*EXERCISE DIRECTIONS*
Copy every entry exactly as given, minus the images.
━━━ PROVIDED RECORDS
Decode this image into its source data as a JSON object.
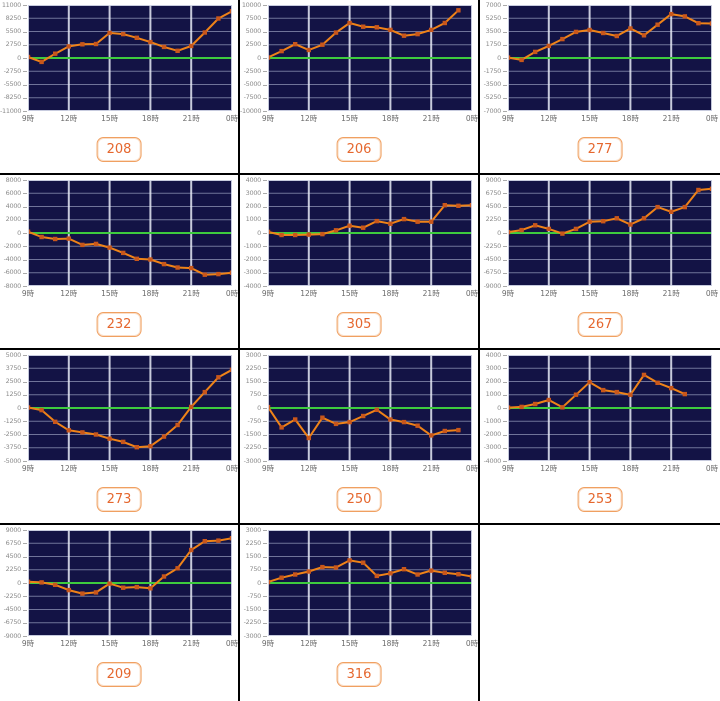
{
  "page": {
    "background": "#ffffff"
  },
  "colors": {
    "cell_border": "#000000",
    "plot_bg": "#131345",
    "grid_h": "rgba(190,196,222,0.55)",
    "grid_v": "rgba(232,235,246,0.85)",
    "plot_frame": "rgba(214,218,234,0.9)",
    "zero_line": "#3ecb3e",
    "line": "#ef8318",
    "marker": "#c9571b",
    "y_tick_text": "#8b8b8b",
    "x_tick_text": "#6b6b6b",
    "label_text": "#e5672e",
    "label_border": "#f0a061"
  },
  "chart_data": {
    "type": "line",
    "x_tick_labels": [
      "9時",
      "12時",
      "15時",
      "18時",
      "21時",
      "0時"
    ],
    "x_tick_hours": [
      9,
      12,
      15,
      18,
      21,
      24
    ],
    "x_range_hours": [
      9,
      24
    ],
    "start_hour": 9,
    "grid": true,
    "zero_line": true,
    "charts": [
      {
        "label": "208",
        "ylim": [
          -11000,
          11000
        ],
        "y_ticks": [
          "11000",
          "8250",
          "5500",
          "2750",
          "0",
          "-2750",
          "-5500",
          "-8250",
          "-11000"
        ],
        "values": [
          200,
          -800,
          900,
          2400,
          2850,
          2900,
          5200,
          4950,
          4200,
          3300,
          2300,
          1500,
          2500,
          5300,
          8200,
          9700
        ]
      },
      {
        "label": "206",
        "ylim": [
          -10000,
          10000
        ],
        "y_ticks": [
          "10000",
          "7500",
          "5000",
          "2500",
          "0",
          "-2500",
          "-5000",
          "-7500",
          "-10000"
        ],
        "values": [
          100,
          1300,
          2600,
          1500,
          2500,
          4800,
          6600,
          5900,
          5800,
          5300,
          4200,
          4500,
          5300,
          6600,
          9000
        ]
      },
      {
        "label": "277",
        "ylim": [
          -7000,
          7000
        ],
        "y_ticks": [
          "7000",
          "5250",
          "3500",
          "1750",
          "0",
          "-1750",
          "-3500",
          "-5250",
          "-7000"
        ],
        "values": [
          50,
          -250,
          800,
          1600,
          2500,
          3450,
          3700,
          3300,
          2900,
          3900,
          3000,
          4400,
          5800,
          5500,
          4600,
          4550
        ]
      },
      {
        "label": "232",
        "ylim": [
          -8000,
          8000
        ],
        "y_ticks": [
          "8000",
          "6000",
          "4000",
          "2000",
          "0",
          "-2000",
          "-4000",
          "-6000",
          "-8000"
        ],
        "values": [
          200,
          -600,
          -900,
          -850,
          -1800,
          -1650,
          -2200,
          -3000,
          -3900,
          -4000,
          -4700,
          -5200,
          -5300,
          -6300,
          -6200,
          -6000
        ]
      },
      {
        "label": "305",
        "ylim": [
          -4000,
          4000
        ],
        "y_ticks": [
          "4000",
          "3000",
          "2000",
          "1000",
          "0",
          "-1000",
          "-2000",
          "-3000",
          "-4000"
        ],
        "values": [
          80,
          -150,
          -150,
          -120,
          -80,
          200,
          550,
          400,
          900,
          700,
          1050,
          850,
          850,
          2100,
          2050,
          2100
        ]
      },
      {
        "label": "267",
        "ylim": [
          -9000,
          9000
        ],
        "y_ticks": [
          "9000",
          "6750",
          "4500",
          "2250",
          "0",
          "-2250",
          "-4500",
          "-6750",
          "-9000"
        ],
        "values": [
          150,
          500,
          1300,
          700,
          -100,
          700,
          1900,
          2000,
          2500,
          1450,
          2500,
          4400,
          3600,
          4400,
          7300,
          7500
        ]
      },
      {
        "label": "273",
        "ylim": [
          -5000,
          5000
        ],
        "y_ticks": [
          "5000",
          "3750",
          "2500",
          "1250",
          "0",
          "-1250",
          "-2500",
          "-3750",
          "-5000"
        ],
        "values": [
          50,
          -200,
          -1300,
          -2100,
          -2300,
          -2500,
          -2900,
          -3200,
          -3700,
          -3600,
          -2700,
          -1600,
          100,
          1500,
          2900,
          3600
        ]
      },
      {
        "label": "250",
        "ylim": [
          -3000,
          3000
        ],
        "y_ticks": [
          "3000",
          "2250",
          "1500",
          "750",
          "0",
          "-750",
          "-1500",
          "-2250",
          "-3000"
        ],
        "values": [
          50,
          -1100,
          -650,
          -1700,
          -550,
          -900,
          -800,
          -450,
          -100,
          -650,
          -800,
          -1000,
          -1550,
          -1300,
          -1250
        ]
      },
      {
        "label": "253",
        "ylim": [
          -4000,
          4000
        ],
        "y_ticks": [
          "4000",
          "3000",
          "2000",
          "1000",
          "0",
          "-1000",
          "-2000",
          "-3000",
          "-4000"
        ],
        "values": [
          30,
          80,
          300,
          600,
          50,
          1000,
          1950,
          1350,
          1200,
          1000,
          2500,
          1900,
          1500,
          1050
        ]
      },
      {
        "label": "209",
        "ylim": [
          -9000,
          9000
        ],
        "y_ticks": [
          "9000",
          "6750",
          "4500",
          "2250",
          "0",
          "-2250",
          "-4500",
          "-6750",
          "-9000"
        ],
        "values": [
          200,
          100,
          -300,
          -1200,
          -1800,
          -1600,
          -100,
          -800,
          -700,
          -900,
          1100,
          2500,
          5600,
          7100,
          7200,
          7600
        ]
      },
      {
        "label": "316",
        "ylim": [
          -3000,
          3000
        ],
        "y_ticks": [
          "3000",
          "2250",
          "1500",
          "750",
          "0",
          "-750",
          "-1500",
          "-2250",
          "-3000"
        ],
        "values": [
          50,
          300,
          480,
          650,
          900,
          880,
          1280,
          1150,
          400,
          550,
          780,
          480,
          700,
          580,
          500,
          370
        ]
      }
    ]
  }
}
━━━━━━
*TASK OUTPUT*
Decode this image into its source data as a JSON object.
{
  "page": {
    "background": "#ffffff"
  },
  "colors": {
    "cell_border": "#000000",
    "plot_bg": "#131345",
    "grid_h": "rgba(190,196,222,0.55)",
    "grid_v": "rgba(232,235,246,0.85)",
    "plot_frame": "rgba(214,218,234,0.9)",
    "zero_line": "#3ecb3e",
    "line": "#ef8318",
    "marker": "#c9571b",
    "y_tick_text": "#8b8b8b",
    "x_tick_text": "#6b6b6b",
    "label_text": "#e5672e",
    "label_border": "#f0a061"
  },
  "chart_data": {
    "type": "line",
    "x_tick_labels": [
      "9時",
      "12時",
      "15時",
      "18時",
      "21時",
      "0時"
    ],
    "x_tick_hours": [
      9,
      12,
      15,
      18,
      21,
      24
    ],
    "x_range_hours": [
      9,
      24
    ],
    "start_hour": 9,
    "grid": true,
    "zero_line": true,
    "charts": [
      {
        "label": "208",
        "ylim": [
          -11000,
          11000
        ],
        "y_ticks": [
          "11000",
          "8250",
          "5500",
          "2750",
          "0",
          "-2750",
          "-5500",
          "-8250",
          "-11000"
        ],
        "values": [
          200,
          -800,
          900,
          2400,
          2850,
          2900,
          5200,
          4950,
          4200,
          3300,
          2300,
          1500,
          2500,
          5300,
          8200,
          9700
        ]
      },
      {
        "label": "206",
        "ylim": [
          -10000,
          10000
        ],
        "y_ticks": [
          "10000",
          "7500",
          "5000",
          "2500",
          "0",
          "-2500",
          "-5000",
          "-7500",
          "-10000"
        ],
        "values": [
          100,
          1300,
          2600,
          1500,
          2500,
          4800,
          6600,
          5900,
          5800,
          5300,
          4200,
          4500,
          5300,
          6600,
          9000
        ]
      },
      {
        "label": "277",
        "ylim": [
          -7000,
          7000
        ],
        "y_ticks": [
          "7000",
          "5250",
          "3500",
          "1750",
          "0",
          "-1750",
          "-3500",
          "-5250",
          "-7000"
        ],
        "values": [
          50,
          -250,
          800,
          1600,
          2500,
          3450,
          3700,
          3300,
          2900,
          3900,
          3000,
          4400,
          5800,
          5500,
          4600,
          4550
        ]
      },
      {
        "label": "232",
        "ylim": [
          -8000,
          8000
        ],
        "y_ticks": [
          "8000",
          "6000",
          "4000",
          "2000",
          "0",
          "-2000",
          "-4000",
          "-6000",
          "-8000"
        ],
        "values": [
          200,
          -600,
          -900,
          -850,
          -1800,
          -1650,
          -2200,
          -3000,
          -3900,
          -4000,
          -4700,
          -5200,
          -5300,
          -6300,
          -6200,
          -6000
        ]
      },
      {
        "label": "305",
        "ylim": [
          -4000,
          4000
        ],
        "y_ticks": [
          "4000",
          "3000",
          "2000",
          "1000",
          "0",
          "-1000",
          "-2000",
          "-3000",
          "-4000"
        ],
        "values": [
          80,
          -150,
          -150,
          -120,
          -80,
          200,
          550,
          400,
          900,
          700,
          1050,
          850,
          850,
          2100,
          2050,
          2100
        ]
      },
      {
        "label": "267",
        "ylim": [
          -9000,
          9000
        ],
        "y_ticks": [
          "9000",
          "6750",
          "4500",
          "2250",
          "0",
          "-2250",
          "-4500",
          "-6750",
          "-9000"
        ],
        "values": [
          150,
          500,
          1300,
          700,
          -100,
          700,
          1900,
          2000,
          2500,
          1450,
          2500,
          4400,
          3600,
          4400,
          7300,
          7500
        ]
      },
      {
        "label": "273",
        "ylim": [
          -5000,
          5000
        ],
        "y_ticks": [
          "5000",
          "3750",
          "2500",
          "1250",
          "0",
          "-1250",
          "-2500",
          "-3750",
          "-5000"
        ],
        "values": [
          50,
          -200,
          -1300,
          -2100,
          -2300,
          -2500,
          -2900,
          -3200,
          -3700,
          -3600,
          -2700,
          -1600,
          100,
          1500,
          2900,
          3600
        ]
      },
      {
        "label": "250",
        "ylim": [
          -3000,
          3000
        ],
        "y_ticks": [
          "3000",
          "2250",
          "1500",
          "750",
          "0",
          "-750",
          "-1500",
          "-2250",
          "-3000"
        ],
        "values": [
          50,
          -1100,
          -650,
          -1700,
          -550,
          -900,
          -800,
          -450,
          -100,
          -650,
          -800,
          -1000,
          -1550,
          -1300,
          -1250
        ]
      },
      {
        "label": "253",
        "ylim": [
          -4000,
          4000
        ],
        "y_ticks": [
          "4000",
          "3000",
          "2000",
          "1000",
          "0",
          "-1000",
          "-2000",
          "-3000",
          "-4000"
        ],
        "values": [
          30,
          80,
          300,
          600,
          50,
          1000,
          1950,
          1350,
          1200,
          1000,
          2500,
          1900,
          1500,
          1050
        ]
      },
      {
        "label": "209",
        "ylim": [
          -9000,
          9000
        ],
        "y_ticks": [
          "9000",
          "6750",
          "4500",
          "2250",
          "0",
          "-2250",
          "-4500",
          "-6750",
          "-9000"
        ],
        "values": [
          200,
          100,
          -300,
          -1200,
          -1800,
          -1600,
          -100,
          -800,
          -700,
          -900,
          1100,
          2500,
          5600,
          7100,
          7200,
          7600
        ]
      },
      {
        "label": "316",
        "ylim": [
          -3000,
          3000
        ],
        "y_ticks": [
          "3000",
          "2250",
          "1500",
          "750",
          "0",
          "-750",
          "-1500",
          "-2250",
          "-3000"
        ],
        "values": [
          50,
          300,
          480,
          650,
          900,
          880,
          1280,
          1150,
          400,
          550,
          780,
          480,
          700,
          580,
          500,
          370
        ]
      }
    ]
  }
}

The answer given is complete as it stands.